WORK ORDER A: Reproduce word for word the part of the email on unknown bits in YANG modules starting with "As Martin points" and going on through "by the server.".
WORK ORDER B: According to the email on unknown bits in YANG modules, which section of which RFC permits adding new bits to the "flags" leaf?
WORK ORDER C: Pick up the email on unknown bits in YANG modules after its last sentence and carry it forward.

QUOTED PASSAGE:
H Jeff,

> I hadn’t realized that your intent was to skip directly to WGLC, unless this 
> was a typo.  Most WG process I deal with goes through at least a thin 
> adoption stage even if the intent is to move forward swiftly to last call.

I meant “adoption”.  No process skipping here!


>>  Specifically, I’m wondering if it makes sense to add a new section to 
>> provide guidance to implementors?   I’m unsure myself, as the concerns 
>> raised seem to be addressed by YANG Library, in that clients should use it 
>> to detect if the server is using a newer revision of modules than the client 
>> groks.
> 
> As Jason notes in his reply, I’m unclear what YANG library may do to help 
> this situation.

As Martin points out, a revision of a module using this typedef is backwards 
compatible (both the old and new modules define the same “unknown-flags” leaf 
with the same meaning, and adding new bits to the “flags” leaf is allowed per 
RFC 7950, Section 11.  The concern isn’t that the module revision is NBC, but 
that the data changed and that, a client coded to look-for/act-on the presence 
of an unknown bit would break, which could be construed as NBC at the *data* 
level.  My point with regards to YL is that this is nothing new.  New revisions 
of modules can always come out with new nodes and clients always need to update 
themselves to understand the module versions used by the server.

In this case, the debate is particularly shallow.  Firstly, I think that it is 
bad form for a client to be coded to look-for/act-on the “unknown bits”.  So 
the "NBC at the data level” case shouldn’t occur in practice.  Next, as my edit 
below alludes, when a bit goes from being unknown to known, a new revision of 
the module will be defined and implemented by the server, meaning the server 
will start sending the new bit in the, e.g., “flags” leaf.  That the server 
stopped sending the bit in the “unknown-flags” leaf is secondary to that 
started sending it in the “flags” leaf.   A client that “breaks" because an 
unknown-bit isn’t sent will more surely break  because a new known bit is sent.

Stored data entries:
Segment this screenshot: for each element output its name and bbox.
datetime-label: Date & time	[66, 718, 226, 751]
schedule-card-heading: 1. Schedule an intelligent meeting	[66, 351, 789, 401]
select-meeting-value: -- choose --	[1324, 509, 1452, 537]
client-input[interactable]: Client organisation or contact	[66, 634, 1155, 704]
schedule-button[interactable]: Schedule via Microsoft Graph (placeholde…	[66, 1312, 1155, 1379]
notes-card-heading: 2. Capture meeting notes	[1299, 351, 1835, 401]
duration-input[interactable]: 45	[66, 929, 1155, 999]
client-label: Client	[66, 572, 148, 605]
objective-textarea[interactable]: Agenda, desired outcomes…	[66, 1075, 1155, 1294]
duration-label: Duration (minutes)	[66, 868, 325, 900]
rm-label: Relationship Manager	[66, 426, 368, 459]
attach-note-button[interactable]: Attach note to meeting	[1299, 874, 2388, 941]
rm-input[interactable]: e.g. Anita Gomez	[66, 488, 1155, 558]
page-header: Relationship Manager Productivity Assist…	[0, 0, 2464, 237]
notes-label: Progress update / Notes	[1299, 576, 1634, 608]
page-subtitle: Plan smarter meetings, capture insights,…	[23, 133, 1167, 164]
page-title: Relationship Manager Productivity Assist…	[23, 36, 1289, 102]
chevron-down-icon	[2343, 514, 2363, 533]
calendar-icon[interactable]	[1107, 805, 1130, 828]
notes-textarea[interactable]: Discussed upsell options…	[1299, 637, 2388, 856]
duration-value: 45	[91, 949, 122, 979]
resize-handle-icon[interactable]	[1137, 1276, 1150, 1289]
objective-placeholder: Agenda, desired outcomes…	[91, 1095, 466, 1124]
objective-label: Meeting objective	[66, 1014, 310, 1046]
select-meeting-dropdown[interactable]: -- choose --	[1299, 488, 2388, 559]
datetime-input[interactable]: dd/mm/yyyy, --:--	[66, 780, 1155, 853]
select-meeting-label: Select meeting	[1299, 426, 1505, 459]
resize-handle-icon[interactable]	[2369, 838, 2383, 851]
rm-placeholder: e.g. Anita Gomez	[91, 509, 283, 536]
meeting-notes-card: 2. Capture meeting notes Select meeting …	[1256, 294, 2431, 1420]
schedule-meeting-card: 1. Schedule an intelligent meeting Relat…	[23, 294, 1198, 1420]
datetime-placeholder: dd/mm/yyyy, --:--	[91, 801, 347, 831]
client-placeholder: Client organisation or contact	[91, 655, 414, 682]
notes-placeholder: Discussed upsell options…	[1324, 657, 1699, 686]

EXERCISE RESPONSE A:
As Martin points out, a revision of a module using this typedef is backwards 
compatible (both the old and new modules define the same “unknown-flags” leaf 
with the same meaning, and adding new bits to the “flags” leaf is allowed per 
RFC 7950, Section 11.  The concern isn’t that the module revision is NBC, but 
that the data changed and that, a client coded to look-for/act-on the presence 
of an unknown bit would break, which could be construed as NBC at the *data* 
level.  My point with regards to YL is that this is nothing new.  New revisions 
of modules can always come out with new nodes and clients always need to update 
themselves to understand the module versions used by the server.

EXERCISE RESPONSE B: Section 11 of RFC 7950.

EXERCISE RESPONSE C:
 Again, one purpose of YL is for clients to ensure they’re up to date wrt to 
the servers it connects to.


> I’m certainly fine adding an additional section to the draft discussing that 
> unknown bits may “disappear” during maintenance as previously unknown bits 
> become defined.

Something that captures some of what I wrote above?  


>> One new comment: the "unknown-bits” typedef's description statement seems 
>> unclear in terms of the expected reconciliation process.
>> 
>> Current:
>>       "Typedef describing 64 bits worth of unknown bits.  This can be
>>        used to model operational state that would normally be modeled
>>        using the YANG 'bits' type, but no registered bit has been
>>        created.”;
>> 
>> Proposed:
>> 
>>       "Typedef describing 64 bits worth of unknown bits.  This can be
>>        used to model operational state that would normally be modeled
>>        using the YANG 'bits' type, but no registered bit has been
>>        defined in the YANG module implemented by the server.”;
>> 
> 
> I’m fine making this change.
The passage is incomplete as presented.